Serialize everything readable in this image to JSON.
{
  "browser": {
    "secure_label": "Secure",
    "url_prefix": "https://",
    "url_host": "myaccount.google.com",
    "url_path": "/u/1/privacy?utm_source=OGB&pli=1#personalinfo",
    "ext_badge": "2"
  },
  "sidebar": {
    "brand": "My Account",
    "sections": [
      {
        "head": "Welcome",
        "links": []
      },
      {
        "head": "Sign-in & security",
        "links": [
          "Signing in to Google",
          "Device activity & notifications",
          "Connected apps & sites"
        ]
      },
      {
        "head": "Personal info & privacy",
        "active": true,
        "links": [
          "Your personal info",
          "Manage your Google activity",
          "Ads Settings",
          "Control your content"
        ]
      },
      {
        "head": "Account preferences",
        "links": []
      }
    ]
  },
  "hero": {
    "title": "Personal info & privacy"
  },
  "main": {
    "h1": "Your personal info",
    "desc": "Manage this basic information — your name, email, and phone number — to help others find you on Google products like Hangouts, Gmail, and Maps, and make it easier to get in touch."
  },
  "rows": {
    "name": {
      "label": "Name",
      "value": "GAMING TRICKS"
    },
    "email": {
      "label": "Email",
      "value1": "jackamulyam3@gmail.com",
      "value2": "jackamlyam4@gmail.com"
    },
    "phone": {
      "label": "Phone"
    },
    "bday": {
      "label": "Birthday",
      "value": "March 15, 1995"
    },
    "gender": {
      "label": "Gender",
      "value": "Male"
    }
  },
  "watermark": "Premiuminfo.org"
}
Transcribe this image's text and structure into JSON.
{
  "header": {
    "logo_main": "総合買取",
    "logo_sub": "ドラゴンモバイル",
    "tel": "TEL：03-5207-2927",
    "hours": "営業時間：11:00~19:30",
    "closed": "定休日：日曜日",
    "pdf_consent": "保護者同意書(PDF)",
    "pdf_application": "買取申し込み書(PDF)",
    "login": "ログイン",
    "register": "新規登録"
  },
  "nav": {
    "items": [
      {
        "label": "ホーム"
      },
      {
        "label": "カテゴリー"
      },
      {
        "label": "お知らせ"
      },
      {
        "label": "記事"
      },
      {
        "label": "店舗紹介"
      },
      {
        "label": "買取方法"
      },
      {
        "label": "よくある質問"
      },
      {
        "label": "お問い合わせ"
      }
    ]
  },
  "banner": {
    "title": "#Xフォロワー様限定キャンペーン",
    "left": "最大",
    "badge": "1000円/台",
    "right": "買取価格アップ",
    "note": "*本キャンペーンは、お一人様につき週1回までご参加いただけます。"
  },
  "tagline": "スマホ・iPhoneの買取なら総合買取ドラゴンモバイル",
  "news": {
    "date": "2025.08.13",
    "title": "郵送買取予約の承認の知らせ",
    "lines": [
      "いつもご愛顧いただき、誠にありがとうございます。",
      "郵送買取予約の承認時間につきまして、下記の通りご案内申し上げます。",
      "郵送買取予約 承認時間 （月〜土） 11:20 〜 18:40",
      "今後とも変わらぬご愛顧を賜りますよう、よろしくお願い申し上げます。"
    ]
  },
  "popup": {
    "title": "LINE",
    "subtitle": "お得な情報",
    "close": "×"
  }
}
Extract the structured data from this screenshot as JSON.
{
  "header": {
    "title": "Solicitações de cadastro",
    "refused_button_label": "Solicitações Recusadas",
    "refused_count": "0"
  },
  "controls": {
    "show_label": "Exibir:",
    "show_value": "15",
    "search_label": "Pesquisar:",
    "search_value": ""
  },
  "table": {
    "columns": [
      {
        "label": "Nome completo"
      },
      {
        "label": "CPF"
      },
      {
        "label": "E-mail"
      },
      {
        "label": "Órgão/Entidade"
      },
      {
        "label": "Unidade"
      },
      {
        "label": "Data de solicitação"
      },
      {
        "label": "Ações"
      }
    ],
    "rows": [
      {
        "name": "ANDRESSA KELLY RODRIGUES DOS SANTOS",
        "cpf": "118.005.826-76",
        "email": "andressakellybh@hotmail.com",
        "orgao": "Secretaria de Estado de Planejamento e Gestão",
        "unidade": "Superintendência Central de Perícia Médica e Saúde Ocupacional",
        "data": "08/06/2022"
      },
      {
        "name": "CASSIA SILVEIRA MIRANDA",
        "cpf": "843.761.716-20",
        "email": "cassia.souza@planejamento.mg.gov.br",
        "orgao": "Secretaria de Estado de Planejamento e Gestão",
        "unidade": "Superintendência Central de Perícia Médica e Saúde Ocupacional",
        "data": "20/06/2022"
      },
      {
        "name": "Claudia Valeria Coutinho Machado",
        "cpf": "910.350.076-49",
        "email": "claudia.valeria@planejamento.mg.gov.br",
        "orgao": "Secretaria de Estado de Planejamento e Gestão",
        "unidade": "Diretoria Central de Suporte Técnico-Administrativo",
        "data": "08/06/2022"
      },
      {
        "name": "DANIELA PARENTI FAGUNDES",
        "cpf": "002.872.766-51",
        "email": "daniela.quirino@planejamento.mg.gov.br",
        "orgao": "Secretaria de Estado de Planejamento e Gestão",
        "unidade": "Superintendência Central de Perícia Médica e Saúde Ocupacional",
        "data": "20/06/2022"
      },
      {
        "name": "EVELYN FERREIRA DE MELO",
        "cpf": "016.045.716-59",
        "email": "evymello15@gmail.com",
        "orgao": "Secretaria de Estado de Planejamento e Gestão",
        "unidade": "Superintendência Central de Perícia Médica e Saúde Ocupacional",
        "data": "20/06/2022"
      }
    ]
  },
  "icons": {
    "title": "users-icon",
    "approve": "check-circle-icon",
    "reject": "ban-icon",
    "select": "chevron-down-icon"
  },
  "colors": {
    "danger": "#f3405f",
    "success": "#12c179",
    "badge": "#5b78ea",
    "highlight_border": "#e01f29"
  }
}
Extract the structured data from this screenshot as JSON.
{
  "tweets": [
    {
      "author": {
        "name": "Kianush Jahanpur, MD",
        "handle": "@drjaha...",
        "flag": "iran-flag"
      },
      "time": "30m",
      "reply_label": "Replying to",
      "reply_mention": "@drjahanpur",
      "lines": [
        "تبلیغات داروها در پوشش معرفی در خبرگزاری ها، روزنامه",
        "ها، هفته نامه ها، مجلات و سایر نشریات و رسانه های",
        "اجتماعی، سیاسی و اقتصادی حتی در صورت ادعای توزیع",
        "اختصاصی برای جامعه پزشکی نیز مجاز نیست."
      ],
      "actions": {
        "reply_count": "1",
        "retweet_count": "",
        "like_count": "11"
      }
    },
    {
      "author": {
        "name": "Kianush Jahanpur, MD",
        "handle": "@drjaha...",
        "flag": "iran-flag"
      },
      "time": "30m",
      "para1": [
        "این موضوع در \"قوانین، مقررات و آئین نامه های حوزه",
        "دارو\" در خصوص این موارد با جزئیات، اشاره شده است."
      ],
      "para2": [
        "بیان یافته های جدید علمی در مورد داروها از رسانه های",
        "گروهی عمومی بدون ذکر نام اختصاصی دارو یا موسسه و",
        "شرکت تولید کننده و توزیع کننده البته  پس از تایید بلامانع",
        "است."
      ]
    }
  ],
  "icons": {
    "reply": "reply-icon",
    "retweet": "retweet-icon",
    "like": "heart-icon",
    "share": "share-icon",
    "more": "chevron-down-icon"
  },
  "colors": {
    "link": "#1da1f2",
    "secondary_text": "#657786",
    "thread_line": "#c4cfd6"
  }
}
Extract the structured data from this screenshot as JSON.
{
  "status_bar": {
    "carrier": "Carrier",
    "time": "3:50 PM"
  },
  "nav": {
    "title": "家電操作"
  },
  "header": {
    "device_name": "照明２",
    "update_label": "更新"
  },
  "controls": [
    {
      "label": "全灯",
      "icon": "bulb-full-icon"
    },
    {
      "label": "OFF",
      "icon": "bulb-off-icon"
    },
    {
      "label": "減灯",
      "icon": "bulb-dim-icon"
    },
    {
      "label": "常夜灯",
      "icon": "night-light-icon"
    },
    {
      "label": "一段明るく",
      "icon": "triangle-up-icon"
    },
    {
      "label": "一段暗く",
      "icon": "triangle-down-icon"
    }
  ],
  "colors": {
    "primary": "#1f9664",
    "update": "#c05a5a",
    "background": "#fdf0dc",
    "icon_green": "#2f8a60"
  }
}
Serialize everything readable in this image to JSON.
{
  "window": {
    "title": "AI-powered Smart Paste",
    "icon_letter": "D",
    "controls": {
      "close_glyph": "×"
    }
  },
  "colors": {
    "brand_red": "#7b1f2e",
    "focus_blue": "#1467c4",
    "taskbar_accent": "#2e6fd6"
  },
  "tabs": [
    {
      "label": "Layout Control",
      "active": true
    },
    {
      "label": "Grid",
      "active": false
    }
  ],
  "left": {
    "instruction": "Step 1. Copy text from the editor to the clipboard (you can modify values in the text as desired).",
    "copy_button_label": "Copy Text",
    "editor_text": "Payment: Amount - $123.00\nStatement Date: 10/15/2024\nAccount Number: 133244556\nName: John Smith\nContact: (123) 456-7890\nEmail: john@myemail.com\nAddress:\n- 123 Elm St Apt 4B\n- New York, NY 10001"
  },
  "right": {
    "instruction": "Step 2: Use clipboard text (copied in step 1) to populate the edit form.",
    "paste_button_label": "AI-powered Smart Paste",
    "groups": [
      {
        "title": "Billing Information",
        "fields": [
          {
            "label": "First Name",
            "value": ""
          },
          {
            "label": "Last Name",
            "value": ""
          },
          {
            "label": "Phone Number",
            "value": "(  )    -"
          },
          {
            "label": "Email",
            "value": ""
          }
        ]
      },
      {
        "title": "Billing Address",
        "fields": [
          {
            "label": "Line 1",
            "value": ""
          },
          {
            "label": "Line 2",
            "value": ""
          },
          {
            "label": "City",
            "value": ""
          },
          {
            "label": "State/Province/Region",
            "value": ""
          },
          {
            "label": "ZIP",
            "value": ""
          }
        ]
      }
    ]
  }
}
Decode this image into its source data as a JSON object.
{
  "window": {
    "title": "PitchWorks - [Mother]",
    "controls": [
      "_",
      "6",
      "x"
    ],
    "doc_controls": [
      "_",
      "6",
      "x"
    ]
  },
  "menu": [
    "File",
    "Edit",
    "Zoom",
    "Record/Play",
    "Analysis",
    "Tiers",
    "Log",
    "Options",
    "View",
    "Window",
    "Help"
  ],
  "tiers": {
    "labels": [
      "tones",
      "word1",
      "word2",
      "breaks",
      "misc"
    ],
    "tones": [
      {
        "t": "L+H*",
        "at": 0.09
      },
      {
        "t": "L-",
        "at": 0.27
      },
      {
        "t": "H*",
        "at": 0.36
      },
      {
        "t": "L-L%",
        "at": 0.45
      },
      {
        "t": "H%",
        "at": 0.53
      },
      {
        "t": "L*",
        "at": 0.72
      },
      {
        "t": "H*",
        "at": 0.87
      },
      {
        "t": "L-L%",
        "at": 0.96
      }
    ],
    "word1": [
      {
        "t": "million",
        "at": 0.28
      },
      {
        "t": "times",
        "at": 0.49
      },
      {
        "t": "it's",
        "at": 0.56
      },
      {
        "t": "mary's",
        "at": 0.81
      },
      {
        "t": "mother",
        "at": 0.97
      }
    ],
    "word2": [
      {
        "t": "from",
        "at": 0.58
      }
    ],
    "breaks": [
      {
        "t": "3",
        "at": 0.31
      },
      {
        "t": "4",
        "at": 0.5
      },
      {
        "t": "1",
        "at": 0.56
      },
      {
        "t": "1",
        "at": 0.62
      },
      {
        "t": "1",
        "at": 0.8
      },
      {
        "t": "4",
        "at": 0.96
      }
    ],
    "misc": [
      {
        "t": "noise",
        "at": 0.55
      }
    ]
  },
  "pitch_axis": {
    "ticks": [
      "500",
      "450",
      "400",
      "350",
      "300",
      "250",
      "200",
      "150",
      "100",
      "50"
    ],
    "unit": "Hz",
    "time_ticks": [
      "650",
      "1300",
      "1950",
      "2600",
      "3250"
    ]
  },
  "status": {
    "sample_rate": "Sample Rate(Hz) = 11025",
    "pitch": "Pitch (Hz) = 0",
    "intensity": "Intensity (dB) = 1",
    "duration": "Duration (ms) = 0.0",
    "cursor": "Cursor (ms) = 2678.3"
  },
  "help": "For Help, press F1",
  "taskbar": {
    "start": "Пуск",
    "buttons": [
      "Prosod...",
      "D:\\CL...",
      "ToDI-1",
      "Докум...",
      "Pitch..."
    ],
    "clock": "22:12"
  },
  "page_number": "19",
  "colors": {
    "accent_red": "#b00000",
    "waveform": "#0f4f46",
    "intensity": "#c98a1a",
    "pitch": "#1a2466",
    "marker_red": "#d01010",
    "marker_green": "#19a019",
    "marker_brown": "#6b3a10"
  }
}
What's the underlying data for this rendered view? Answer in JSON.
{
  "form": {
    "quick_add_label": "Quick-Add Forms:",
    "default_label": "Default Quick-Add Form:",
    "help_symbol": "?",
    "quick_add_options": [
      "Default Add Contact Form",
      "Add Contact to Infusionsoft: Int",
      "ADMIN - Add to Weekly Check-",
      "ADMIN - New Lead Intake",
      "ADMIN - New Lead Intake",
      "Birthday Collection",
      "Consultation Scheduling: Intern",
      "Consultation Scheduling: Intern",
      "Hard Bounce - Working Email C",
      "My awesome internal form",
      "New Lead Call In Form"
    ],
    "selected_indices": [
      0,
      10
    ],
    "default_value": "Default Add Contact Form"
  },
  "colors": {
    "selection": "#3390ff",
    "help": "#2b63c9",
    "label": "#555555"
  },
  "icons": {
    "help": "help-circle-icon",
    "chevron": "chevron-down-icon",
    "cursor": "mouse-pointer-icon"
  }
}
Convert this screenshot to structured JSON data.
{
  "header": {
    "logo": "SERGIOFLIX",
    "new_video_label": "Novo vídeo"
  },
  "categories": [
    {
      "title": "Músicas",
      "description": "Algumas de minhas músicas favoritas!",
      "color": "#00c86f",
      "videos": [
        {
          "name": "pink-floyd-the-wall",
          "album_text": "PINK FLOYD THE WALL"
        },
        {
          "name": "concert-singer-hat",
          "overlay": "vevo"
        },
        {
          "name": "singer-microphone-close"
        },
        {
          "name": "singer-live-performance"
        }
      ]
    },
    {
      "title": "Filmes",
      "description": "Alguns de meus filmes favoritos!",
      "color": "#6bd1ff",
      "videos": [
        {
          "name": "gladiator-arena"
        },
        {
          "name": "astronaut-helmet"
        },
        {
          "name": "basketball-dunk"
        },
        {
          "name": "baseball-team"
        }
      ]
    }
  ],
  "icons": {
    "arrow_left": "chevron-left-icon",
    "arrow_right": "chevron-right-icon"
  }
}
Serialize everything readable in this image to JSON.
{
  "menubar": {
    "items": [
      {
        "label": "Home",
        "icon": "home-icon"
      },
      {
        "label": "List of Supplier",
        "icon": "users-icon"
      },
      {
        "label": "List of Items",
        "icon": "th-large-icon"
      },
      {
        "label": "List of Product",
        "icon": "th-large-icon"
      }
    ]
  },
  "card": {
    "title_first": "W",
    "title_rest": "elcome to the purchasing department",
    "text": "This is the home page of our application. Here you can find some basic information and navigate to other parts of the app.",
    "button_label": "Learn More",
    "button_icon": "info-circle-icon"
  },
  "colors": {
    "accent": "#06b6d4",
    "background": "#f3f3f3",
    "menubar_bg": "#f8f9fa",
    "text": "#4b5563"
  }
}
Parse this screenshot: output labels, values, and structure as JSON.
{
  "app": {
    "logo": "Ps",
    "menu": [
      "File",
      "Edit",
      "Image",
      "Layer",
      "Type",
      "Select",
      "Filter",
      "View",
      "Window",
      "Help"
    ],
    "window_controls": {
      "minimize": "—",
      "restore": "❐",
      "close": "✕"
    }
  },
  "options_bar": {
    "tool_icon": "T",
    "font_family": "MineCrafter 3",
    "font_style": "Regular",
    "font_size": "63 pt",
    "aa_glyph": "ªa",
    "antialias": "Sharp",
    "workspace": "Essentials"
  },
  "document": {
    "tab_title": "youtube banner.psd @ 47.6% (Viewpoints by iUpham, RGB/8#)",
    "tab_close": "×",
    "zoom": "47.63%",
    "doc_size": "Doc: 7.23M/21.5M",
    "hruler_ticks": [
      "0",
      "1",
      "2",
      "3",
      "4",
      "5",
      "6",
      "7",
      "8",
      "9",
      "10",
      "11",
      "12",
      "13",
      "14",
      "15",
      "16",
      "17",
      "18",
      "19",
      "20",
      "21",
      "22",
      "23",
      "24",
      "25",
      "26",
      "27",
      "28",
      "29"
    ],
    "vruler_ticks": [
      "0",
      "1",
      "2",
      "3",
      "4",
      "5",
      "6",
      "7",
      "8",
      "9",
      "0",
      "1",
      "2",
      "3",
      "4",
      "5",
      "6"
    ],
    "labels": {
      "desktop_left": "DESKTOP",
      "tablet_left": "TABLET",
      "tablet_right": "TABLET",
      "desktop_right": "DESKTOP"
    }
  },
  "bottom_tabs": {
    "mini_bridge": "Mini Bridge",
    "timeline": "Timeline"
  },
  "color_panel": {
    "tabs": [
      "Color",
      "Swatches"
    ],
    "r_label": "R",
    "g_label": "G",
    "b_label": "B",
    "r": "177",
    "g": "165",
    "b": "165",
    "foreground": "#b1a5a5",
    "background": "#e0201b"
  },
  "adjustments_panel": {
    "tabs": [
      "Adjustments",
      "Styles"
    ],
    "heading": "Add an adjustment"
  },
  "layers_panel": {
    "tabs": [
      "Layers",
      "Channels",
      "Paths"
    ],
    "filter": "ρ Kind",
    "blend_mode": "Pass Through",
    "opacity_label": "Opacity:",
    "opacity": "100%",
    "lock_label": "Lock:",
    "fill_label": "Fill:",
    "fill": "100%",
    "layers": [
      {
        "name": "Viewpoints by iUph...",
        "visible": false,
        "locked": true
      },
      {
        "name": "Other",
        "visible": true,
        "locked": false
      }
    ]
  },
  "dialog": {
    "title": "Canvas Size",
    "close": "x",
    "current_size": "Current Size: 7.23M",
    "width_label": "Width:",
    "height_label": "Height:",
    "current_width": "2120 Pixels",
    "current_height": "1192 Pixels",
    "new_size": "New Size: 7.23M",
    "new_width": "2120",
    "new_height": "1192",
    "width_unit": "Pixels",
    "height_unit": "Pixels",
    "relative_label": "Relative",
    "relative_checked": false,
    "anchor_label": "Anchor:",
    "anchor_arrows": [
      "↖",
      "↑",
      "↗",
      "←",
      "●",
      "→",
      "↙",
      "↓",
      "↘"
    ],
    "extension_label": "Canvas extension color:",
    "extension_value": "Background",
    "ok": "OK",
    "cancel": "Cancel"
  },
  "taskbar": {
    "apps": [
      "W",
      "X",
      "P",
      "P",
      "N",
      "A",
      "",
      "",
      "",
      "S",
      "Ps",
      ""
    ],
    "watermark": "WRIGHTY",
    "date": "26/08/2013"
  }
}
--- --- ---
[What is needed]: Identify all lines where the word "رسانه" shows up. Copy them.

[Written reply]:
        "ها، هفته نامه ها، مجلات و سایر نشریات و رسانه های",
        "بیان یافته های جدید علمی در مورد داروها از رسانه های",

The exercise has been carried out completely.